====== Source material ======
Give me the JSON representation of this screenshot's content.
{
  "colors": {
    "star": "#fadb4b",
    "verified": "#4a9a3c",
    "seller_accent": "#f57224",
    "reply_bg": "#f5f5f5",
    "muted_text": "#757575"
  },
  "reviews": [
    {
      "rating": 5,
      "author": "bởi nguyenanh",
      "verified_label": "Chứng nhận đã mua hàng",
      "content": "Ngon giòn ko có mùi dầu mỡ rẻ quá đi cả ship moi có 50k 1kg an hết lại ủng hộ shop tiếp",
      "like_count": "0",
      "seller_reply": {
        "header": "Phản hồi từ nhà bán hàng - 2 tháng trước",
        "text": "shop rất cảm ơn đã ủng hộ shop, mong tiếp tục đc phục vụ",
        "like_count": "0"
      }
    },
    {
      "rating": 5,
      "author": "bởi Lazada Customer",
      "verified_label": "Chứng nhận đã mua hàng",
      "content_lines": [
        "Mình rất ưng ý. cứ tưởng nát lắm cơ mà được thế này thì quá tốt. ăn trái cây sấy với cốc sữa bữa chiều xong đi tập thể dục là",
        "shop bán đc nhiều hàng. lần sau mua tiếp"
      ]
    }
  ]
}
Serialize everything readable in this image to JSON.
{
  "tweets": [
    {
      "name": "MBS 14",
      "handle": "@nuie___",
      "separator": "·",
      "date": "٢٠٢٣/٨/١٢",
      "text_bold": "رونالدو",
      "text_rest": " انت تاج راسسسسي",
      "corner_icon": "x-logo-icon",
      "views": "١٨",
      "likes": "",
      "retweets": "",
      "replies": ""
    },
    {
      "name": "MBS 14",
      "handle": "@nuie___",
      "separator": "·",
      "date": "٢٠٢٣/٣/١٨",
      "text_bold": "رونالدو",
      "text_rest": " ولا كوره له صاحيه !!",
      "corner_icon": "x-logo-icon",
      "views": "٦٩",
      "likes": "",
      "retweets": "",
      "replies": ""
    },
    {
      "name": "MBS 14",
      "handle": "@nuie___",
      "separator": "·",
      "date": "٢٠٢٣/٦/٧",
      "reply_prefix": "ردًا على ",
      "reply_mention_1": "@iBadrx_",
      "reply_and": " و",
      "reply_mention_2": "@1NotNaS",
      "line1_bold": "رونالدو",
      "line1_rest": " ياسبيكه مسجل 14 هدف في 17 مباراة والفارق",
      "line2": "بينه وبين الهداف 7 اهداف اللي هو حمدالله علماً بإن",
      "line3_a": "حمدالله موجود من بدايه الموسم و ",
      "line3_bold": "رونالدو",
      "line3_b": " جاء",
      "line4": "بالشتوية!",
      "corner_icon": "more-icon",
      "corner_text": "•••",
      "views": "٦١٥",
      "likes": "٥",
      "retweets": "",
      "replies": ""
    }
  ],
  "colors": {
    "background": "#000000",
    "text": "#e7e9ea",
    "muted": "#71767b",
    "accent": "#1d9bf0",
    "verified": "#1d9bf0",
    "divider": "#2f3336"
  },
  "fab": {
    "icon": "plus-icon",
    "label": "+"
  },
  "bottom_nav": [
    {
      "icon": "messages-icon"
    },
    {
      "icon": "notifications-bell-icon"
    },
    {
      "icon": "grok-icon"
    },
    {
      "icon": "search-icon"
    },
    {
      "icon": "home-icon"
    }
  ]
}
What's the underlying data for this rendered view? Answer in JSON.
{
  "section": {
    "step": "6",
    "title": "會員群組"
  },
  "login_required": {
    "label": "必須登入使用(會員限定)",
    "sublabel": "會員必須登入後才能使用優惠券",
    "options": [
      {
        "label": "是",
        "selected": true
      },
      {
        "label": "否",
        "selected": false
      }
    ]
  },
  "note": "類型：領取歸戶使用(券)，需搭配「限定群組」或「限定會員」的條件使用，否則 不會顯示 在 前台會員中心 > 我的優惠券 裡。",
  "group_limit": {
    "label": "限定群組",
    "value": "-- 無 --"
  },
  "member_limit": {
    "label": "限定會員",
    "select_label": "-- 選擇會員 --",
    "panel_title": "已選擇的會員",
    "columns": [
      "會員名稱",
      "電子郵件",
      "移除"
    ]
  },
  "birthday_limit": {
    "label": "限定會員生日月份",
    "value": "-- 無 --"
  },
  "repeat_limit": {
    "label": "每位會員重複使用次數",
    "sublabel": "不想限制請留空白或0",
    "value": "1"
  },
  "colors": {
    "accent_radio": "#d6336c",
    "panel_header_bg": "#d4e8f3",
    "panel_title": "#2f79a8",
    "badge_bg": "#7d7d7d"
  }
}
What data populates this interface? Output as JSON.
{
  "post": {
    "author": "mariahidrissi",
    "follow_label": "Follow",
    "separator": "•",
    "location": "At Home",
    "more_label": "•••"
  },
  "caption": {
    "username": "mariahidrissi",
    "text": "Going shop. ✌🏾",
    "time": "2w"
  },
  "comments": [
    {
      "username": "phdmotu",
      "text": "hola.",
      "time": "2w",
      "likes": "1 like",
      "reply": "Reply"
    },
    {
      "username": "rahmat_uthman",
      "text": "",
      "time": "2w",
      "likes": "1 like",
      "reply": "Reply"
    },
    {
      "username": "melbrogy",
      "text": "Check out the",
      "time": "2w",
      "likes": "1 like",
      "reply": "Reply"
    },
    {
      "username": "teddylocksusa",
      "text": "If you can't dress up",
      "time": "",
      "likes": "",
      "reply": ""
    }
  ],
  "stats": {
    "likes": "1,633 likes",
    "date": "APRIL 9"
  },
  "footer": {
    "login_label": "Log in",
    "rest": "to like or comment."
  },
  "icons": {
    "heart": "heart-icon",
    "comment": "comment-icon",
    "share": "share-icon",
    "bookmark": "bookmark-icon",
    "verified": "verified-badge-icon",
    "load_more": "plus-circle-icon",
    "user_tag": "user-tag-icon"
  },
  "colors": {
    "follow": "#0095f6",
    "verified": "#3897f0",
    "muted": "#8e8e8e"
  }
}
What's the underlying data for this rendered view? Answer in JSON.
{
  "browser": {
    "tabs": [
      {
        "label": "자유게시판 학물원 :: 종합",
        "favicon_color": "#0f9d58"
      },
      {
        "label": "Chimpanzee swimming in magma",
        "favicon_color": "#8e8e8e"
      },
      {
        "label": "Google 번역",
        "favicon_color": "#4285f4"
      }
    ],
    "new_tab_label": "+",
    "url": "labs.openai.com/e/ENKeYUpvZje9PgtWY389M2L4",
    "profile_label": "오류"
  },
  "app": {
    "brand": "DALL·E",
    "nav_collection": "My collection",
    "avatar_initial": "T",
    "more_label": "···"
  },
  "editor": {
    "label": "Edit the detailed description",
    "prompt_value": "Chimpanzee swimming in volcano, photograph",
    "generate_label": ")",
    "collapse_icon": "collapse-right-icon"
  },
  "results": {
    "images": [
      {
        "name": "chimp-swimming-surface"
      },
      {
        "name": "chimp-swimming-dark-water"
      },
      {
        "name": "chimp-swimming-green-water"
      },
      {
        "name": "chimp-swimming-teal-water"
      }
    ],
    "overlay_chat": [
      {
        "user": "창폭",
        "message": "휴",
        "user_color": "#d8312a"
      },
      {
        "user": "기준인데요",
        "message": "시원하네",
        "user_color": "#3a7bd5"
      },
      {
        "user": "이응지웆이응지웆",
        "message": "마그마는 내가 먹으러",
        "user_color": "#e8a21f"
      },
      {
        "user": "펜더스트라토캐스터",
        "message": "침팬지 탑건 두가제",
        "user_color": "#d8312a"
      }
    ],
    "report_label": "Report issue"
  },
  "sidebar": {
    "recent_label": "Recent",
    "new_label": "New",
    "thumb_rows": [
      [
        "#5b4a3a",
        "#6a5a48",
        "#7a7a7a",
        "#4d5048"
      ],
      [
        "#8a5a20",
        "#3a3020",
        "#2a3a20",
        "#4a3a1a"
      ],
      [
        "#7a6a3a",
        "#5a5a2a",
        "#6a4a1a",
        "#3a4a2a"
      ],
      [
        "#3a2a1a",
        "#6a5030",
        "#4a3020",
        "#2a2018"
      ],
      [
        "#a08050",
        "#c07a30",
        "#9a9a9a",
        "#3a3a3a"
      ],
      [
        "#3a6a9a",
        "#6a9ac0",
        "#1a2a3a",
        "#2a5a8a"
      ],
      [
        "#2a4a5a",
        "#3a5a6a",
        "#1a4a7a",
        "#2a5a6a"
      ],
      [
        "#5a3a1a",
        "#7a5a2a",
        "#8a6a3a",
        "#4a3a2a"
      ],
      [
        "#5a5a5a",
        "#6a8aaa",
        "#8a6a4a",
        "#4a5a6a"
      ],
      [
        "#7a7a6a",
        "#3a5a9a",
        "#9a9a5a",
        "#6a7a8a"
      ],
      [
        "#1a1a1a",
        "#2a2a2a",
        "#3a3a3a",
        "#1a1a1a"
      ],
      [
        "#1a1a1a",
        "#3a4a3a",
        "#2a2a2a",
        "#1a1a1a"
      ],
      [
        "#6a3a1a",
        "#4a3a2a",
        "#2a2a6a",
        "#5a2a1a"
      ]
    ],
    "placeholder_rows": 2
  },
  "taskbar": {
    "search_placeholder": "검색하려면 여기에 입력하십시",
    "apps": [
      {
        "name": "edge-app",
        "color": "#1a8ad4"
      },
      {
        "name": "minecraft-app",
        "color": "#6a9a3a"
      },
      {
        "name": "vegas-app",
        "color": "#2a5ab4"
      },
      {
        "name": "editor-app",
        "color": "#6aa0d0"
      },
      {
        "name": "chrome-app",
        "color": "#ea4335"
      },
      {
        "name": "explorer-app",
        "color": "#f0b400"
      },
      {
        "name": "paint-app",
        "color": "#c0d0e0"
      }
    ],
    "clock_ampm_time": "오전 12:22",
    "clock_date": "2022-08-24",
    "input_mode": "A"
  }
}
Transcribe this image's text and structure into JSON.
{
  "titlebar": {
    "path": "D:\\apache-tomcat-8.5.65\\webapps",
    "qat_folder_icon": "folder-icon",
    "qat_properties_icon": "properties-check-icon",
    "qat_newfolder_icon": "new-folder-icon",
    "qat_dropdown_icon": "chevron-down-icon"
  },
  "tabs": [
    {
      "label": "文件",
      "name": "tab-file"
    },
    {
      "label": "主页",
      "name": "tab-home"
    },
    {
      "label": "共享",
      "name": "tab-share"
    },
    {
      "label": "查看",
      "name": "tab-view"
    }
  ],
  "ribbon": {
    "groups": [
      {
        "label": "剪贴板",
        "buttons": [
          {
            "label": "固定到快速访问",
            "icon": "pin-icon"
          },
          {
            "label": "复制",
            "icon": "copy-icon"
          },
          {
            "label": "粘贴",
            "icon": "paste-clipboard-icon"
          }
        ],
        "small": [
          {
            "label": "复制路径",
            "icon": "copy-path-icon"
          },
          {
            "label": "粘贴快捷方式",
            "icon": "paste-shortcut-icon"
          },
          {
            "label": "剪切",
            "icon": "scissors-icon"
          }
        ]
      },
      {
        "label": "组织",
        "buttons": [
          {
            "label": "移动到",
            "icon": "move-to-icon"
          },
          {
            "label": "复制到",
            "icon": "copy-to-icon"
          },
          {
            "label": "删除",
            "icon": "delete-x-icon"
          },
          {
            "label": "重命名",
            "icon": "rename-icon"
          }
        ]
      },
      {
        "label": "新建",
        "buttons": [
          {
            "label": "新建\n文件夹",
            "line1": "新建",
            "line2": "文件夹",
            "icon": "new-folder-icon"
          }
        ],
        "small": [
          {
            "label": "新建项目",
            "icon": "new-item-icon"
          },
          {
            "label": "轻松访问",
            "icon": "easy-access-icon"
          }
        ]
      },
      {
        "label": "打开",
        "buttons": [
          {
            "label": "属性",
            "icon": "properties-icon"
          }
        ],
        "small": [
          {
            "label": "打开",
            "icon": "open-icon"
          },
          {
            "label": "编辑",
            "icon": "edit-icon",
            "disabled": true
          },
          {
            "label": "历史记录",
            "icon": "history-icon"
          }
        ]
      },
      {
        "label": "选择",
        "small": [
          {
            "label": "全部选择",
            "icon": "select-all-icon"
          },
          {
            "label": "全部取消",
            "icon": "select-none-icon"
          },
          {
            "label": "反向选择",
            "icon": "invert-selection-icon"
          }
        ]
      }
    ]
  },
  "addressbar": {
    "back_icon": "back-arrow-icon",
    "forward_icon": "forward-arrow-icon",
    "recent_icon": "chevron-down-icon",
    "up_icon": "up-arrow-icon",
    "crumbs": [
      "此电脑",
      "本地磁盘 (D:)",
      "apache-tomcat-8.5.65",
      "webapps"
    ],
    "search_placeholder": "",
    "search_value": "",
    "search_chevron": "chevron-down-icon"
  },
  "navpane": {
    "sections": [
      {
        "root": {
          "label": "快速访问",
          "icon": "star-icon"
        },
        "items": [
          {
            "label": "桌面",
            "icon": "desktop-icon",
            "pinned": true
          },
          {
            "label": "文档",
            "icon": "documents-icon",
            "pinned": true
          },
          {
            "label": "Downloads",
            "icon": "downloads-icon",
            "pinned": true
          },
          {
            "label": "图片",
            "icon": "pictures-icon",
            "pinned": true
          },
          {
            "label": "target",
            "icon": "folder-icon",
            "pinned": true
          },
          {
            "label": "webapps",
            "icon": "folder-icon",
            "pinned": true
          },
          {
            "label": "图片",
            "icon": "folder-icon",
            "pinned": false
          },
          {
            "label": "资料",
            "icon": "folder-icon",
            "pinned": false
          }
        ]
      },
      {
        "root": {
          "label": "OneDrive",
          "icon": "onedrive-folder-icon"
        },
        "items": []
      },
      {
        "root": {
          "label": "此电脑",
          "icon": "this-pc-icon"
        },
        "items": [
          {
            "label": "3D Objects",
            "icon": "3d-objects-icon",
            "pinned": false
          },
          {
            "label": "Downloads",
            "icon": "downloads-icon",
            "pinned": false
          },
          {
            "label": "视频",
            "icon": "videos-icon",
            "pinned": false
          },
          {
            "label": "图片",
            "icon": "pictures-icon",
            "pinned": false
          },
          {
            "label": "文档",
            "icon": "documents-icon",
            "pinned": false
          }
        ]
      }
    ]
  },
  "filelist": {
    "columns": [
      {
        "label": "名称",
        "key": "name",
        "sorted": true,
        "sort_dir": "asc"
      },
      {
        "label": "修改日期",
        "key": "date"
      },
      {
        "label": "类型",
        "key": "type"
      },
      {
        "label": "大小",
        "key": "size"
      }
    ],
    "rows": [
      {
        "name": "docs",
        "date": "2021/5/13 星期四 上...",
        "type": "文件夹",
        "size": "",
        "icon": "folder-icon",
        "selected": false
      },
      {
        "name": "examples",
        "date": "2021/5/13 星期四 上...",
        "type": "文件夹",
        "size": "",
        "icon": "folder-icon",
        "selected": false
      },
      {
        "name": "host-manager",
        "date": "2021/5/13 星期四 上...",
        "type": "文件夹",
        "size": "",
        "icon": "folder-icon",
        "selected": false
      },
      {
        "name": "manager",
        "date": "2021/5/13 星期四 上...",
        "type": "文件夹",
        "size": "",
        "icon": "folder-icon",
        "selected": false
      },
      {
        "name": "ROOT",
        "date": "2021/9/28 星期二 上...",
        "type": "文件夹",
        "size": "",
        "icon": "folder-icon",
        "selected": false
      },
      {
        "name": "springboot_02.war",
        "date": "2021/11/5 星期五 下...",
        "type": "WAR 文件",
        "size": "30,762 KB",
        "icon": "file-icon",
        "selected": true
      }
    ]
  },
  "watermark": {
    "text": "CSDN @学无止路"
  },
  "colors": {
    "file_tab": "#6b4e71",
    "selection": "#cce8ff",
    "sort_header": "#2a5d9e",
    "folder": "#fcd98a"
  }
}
======
* What to work on:
Count each line of the data where the word "path" appears, then reply with the total only.

* Response:
2